WRITTEN EXERCISE
Find the lines holding the word "baseSiteId" and collect them.

(Dataset items)
========================================================================

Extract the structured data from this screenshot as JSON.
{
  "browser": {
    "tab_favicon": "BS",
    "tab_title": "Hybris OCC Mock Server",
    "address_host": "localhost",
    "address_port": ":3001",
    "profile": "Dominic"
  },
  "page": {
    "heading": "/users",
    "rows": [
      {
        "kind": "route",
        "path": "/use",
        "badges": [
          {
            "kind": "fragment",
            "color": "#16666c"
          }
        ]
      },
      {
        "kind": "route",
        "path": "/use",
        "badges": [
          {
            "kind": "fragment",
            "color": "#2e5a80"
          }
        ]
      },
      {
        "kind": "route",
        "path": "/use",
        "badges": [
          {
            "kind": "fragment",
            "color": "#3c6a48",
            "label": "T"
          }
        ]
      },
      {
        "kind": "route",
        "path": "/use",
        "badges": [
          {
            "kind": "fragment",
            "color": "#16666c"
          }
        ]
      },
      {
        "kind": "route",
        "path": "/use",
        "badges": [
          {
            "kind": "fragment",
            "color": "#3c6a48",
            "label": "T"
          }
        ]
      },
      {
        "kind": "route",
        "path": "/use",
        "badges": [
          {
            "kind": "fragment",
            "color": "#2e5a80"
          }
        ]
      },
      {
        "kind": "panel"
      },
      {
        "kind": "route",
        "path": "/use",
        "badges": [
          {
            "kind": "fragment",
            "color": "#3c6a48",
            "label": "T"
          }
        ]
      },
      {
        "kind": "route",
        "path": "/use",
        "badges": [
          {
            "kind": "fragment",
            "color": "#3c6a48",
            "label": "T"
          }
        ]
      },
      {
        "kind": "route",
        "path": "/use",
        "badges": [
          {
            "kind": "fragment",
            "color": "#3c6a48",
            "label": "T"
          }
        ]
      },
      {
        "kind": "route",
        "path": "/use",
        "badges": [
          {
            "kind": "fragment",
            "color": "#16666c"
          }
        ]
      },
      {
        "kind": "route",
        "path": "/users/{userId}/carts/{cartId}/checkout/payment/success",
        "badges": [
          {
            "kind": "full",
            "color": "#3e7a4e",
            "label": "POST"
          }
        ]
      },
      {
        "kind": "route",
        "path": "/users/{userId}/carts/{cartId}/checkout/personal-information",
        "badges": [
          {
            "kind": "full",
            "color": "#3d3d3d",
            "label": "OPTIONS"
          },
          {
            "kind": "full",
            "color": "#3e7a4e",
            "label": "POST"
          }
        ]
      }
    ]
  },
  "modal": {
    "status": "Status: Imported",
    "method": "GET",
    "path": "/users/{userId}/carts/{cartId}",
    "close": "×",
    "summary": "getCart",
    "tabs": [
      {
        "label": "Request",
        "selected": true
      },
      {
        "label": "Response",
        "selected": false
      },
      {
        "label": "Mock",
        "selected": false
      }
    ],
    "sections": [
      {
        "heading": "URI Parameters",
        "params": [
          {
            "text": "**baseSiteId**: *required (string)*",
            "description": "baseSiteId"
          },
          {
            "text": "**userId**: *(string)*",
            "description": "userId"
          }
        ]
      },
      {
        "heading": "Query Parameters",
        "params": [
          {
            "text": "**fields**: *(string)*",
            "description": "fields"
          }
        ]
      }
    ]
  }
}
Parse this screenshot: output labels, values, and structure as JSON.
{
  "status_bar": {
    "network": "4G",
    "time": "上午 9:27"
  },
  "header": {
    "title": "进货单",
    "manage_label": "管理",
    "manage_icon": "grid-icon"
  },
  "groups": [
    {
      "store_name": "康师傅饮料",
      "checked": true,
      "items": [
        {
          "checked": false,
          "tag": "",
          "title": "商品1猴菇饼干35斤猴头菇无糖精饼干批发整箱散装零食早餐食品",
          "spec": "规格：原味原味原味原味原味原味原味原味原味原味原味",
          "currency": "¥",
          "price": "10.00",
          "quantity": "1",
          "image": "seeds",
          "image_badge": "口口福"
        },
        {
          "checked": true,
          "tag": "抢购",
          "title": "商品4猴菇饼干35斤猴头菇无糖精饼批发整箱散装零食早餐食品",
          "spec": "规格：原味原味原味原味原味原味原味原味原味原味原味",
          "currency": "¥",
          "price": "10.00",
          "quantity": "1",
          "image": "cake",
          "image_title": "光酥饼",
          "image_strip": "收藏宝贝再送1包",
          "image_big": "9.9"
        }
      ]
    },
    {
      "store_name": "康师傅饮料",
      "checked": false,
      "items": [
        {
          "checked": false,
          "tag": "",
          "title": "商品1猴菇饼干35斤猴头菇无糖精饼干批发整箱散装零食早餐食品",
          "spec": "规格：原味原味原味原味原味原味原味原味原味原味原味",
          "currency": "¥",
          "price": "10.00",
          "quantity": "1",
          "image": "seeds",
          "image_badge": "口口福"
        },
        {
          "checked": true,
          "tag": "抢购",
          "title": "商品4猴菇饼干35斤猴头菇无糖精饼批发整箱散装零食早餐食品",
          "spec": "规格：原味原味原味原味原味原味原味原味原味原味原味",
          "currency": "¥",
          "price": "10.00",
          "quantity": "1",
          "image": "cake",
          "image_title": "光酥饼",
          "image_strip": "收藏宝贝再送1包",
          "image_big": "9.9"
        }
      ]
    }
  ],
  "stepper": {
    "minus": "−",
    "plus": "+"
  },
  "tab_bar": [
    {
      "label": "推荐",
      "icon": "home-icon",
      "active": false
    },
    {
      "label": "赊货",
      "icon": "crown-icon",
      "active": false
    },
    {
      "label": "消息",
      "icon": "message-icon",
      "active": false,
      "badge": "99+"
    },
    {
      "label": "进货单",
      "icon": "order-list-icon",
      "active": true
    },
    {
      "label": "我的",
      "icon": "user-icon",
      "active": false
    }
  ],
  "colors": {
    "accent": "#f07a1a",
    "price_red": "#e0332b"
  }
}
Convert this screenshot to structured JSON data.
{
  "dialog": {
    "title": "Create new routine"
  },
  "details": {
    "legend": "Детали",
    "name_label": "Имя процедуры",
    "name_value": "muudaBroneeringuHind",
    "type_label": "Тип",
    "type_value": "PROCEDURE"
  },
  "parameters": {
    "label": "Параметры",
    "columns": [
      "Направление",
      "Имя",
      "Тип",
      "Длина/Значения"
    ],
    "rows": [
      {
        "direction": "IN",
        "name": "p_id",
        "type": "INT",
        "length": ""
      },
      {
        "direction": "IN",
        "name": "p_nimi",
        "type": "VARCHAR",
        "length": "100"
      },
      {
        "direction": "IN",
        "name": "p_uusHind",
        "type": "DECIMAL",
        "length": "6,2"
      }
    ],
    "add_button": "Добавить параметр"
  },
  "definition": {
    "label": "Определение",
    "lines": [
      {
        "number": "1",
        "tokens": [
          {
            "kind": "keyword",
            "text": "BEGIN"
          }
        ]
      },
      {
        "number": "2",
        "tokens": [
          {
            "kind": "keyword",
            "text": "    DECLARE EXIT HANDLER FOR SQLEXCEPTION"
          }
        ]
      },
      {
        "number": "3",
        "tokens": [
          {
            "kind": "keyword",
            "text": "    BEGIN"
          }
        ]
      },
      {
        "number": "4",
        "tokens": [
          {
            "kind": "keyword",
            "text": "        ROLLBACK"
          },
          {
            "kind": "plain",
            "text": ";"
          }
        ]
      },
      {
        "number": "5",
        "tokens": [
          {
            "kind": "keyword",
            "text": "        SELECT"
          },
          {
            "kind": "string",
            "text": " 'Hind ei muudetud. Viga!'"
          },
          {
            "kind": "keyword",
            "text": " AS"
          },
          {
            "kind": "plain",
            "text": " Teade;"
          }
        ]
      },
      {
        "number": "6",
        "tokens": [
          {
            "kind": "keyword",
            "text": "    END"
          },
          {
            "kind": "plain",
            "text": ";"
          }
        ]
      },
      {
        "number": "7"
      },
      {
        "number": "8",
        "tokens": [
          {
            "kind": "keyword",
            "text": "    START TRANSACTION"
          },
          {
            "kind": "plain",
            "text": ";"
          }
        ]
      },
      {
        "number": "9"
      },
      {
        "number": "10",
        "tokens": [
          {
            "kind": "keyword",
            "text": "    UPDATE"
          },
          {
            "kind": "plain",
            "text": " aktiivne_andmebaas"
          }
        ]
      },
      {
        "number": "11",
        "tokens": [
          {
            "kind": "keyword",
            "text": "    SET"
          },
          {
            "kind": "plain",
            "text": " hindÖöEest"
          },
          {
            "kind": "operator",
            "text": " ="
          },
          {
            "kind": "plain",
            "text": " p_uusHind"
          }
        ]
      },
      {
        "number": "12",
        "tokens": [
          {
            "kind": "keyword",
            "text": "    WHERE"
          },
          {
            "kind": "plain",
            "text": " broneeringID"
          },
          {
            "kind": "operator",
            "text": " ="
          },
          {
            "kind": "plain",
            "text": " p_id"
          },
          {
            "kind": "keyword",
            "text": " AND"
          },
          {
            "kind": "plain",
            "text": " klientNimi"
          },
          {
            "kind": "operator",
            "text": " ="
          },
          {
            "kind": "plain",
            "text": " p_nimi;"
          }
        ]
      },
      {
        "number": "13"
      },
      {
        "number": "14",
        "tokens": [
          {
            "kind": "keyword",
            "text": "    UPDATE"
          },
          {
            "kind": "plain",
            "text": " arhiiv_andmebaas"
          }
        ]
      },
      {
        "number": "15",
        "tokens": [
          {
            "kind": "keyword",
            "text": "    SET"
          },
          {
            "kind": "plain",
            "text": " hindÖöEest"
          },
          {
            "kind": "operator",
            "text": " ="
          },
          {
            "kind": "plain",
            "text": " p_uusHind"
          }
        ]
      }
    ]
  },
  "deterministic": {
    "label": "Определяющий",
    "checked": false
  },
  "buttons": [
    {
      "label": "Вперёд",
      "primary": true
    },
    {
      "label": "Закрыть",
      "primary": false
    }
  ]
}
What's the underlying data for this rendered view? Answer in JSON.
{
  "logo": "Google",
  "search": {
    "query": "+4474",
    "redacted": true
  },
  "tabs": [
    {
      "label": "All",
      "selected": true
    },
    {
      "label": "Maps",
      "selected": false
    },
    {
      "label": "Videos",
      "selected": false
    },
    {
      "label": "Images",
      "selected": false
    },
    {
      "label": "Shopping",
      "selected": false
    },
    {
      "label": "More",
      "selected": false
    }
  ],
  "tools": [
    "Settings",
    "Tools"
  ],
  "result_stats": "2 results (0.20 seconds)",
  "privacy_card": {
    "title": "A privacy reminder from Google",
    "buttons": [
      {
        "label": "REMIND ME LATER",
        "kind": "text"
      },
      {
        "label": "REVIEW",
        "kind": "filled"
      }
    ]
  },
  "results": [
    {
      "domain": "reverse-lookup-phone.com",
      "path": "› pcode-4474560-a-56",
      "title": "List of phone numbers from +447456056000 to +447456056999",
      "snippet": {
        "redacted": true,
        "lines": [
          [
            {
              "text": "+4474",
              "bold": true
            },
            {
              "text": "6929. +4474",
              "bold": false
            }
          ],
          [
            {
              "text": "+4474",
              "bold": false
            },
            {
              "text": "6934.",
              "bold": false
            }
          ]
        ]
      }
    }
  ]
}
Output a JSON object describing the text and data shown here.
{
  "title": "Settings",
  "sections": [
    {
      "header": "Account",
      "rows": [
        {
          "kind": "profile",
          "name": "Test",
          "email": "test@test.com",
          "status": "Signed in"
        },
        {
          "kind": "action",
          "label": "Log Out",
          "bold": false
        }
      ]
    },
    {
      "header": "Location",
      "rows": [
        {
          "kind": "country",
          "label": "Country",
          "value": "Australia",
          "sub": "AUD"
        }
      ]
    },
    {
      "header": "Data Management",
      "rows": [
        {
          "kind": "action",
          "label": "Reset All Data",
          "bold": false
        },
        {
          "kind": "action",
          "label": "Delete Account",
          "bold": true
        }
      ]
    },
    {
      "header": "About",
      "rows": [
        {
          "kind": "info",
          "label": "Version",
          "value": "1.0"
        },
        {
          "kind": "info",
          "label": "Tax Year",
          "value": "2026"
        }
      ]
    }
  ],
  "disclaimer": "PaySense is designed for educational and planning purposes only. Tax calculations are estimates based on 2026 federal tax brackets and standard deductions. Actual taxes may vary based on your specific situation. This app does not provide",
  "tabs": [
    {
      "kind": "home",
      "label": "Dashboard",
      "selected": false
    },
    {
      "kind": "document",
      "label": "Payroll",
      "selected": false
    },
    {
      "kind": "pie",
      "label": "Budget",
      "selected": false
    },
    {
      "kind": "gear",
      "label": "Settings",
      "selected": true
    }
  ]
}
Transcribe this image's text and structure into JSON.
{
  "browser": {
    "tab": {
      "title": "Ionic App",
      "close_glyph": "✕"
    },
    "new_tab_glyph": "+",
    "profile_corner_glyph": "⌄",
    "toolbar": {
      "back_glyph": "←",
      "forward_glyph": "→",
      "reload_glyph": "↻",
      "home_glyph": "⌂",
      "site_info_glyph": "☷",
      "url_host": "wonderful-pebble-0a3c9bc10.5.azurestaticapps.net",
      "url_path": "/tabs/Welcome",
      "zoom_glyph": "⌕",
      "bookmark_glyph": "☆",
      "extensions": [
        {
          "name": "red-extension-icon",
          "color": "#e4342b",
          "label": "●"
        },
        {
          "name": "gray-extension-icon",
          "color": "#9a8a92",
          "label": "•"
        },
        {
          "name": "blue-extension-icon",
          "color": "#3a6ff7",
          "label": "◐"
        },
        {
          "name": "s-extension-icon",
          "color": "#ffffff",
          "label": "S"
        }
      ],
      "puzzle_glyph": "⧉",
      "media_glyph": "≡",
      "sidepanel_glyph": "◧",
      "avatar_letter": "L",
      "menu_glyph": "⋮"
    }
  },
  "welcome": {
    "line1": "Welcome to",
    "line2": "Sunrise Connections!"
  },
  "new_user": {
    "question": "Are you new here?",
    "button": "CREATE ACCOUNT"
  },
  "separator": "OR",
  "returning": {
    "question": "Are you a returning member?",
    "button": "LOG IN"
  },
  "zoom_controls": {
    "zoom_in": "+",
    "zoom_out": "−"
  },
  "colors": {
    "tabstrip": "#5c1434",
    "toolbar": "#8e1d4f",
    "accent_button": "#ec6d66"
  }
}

========================================================================

SOLUTION BELOW
            "text": "**baseSiteId**: *required (string)*",
            "description": "baseSiteId"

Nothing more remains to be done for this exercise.